## Start Page

Posted on 05/22/2010 4:03:21 PM PDT by Tolerance Sucks Rocks

Many of today’s debates between statists and libertarians are argued on the grounds of efficiency. The libertarians say that when you let the government do something, you invariably get the DMV or the post office. Statists argue that a centralized public service provides better results because it can gain efficiencies of scale and because the lack of a profit incentive eliminates greed. They cite examples like NASA and the Internet to claim that government can do things that would be impossible in the private sector.

I am sympathetic to the libertarian argument on this topic, but in this essay I will argue that efficiency is not everything. Even if the statist point of view on efficiency is correct, there are still good reasons for enforcing Constitutional limits on the scope of government.

## End Page

• Problems to solve
(a) In the post, which examples do statists cite to claim that government can do things impossible in the private sector?
(b) Write out the part of the post from "Posted on 05/22/2010" to "scope of government.".

## Start Provided records

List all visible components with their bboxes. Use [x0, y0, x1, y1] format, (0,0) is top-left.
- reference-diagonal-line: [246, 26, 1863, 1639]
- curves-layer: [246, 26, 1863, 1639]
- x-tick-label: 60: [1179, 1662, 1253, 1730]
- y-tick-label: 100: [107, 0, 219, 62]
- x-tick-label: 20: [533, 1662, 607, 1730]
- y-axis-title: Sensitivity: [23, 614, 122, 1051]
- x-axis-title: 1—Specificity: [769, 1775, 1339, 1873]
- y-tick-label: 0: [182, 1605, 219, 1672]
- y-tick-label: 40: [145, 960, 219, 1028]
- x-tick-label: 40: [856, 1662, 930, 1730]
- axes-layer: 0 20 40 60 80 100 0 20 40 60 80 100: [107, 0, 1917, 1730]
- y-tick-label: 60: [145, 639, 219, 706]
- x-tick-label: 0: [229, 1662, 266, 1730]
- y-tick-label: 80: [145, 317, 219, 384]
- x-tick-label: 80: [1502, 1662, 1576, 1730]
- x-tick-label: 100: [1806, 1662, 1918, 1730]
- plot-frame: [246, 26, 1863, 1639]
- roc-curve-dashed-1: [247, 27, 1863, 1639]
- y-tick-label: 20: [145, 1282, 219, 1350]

## End Provided records

• Task results
(a) NASA and the Internet.

(b)
Posted on 05/22/2010 4:03:21 PM PDT by Tolerance Sucks Rocks

Many of today’s debates between statists and libertarians are argued on the grounds of efficiency. The libertarians say that when you let the government do something, you invariably get the DMV or the post office. Statists argue that a centralized public service provides better results because it can gain efficiencies of scale and because the lack of a profit incentive eliminates greed. They cite examples like NASA and the Internet to claim that government can do things that would be impossible in the private sector.

I am sympathetic to the libertarian argument on this topic, but in this essay I will argue that efficiency is not everything. Even if the statist point of view on efficiency is correct, there are still good reasons for enforcing Constitutional limits on the scope of government.